**What to do**
Out of the lines below, please list those that hold the string "this".

**Material shown**
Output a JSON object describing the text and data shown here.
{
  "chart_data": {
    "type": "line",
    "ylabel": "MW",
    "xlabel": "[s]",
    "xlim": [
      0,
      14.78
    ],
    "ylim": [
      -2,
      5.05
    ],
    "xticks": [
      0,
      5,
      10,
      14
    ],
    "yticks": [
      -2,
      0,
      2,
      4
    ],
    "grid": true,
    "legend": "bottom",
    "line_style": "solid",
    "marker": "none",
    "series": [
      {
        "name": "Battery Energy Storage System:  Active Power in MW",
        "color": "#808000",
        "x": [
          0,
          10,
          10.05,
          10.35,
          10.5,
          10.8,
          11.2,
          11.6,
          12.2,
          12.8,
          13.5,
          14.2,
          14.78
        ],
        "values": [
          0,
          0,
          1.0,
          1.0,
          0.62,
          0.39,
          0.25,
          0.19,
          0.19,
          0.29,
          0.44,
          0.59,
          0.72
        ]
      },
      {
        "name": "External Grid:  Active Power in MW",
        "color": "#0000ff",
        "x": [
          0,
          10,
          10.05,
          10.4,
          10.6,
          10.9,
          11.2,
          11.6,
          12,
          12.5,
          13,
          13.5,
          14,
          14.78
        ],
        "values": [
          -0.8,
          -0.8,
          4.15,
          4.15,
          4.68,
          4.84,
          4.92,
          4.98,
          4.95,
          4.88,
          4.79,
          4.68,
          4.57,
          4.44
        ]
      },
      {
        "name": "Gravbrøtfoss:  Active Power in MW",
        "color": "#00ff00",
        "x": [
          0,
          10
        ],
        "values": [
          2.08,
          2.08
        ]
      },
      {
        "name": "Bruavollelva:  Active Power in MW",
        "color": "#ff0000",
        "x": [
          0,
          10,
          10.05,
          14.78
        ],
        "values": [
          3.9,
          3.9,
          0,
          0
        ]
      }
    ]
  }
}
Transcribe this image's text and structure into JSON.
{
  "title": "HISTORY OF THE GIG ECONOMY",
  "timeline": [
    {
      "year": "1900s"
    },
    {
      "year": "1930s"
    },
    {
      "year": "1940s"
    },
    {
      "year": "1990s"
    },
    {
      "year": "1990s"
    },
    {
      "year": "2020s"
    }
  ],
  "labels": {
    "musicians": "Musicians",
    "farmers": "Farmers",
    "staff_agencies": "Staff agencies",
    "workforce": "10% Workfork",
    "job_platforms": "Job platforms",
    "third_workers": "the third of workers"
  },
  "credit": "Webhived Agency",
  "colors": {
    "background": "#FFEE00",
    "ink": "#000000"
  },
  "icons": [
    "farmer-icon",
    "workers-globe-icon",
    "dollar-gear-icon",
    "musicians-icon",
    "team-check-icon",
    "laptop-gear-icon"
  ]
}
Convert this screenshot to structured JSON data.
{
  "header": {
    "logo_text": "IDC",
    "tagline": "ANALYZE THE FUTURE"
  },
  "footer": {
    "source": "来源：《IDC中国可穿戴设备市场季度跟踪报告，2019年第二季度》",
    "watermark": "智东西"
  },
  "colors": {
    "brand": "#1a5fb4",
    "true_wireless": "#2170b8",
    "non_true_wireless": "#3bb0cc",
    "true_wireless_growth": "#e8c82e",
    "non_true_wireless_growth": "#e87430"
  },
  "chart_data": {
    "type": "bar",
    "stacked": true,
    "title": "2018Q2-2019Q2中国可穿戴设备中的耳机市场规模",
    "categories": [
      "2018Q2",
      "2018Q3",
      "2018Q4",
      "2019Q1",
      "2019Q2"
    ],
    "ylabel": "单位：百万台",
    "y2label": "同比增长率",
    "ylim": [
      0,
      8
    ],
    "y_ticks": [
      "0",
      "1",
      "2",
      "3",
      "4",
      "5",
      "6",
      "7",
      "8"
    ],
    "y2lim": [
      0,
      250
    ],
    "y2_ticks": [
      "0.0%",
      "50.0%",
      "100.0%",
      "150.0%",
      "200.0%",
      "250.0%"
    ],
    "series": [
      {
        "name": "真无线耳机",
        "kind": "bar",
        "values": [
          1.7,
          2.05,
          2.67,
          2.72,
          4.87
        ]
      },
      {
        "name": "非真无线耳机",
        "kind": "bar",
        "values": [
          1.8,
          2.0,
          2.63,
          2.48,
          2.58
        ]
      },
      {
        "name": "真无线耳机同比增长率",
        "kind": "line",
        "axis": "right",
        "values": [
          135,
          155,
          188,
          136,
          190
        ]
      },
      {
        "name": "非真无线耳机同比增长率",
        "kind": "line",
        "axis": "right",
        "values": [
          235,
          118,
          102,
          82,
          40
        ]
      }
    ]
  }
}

**Full answer**
Transcribe this image's text and structure into JSON.
Convert this screenshot to structured JSON data.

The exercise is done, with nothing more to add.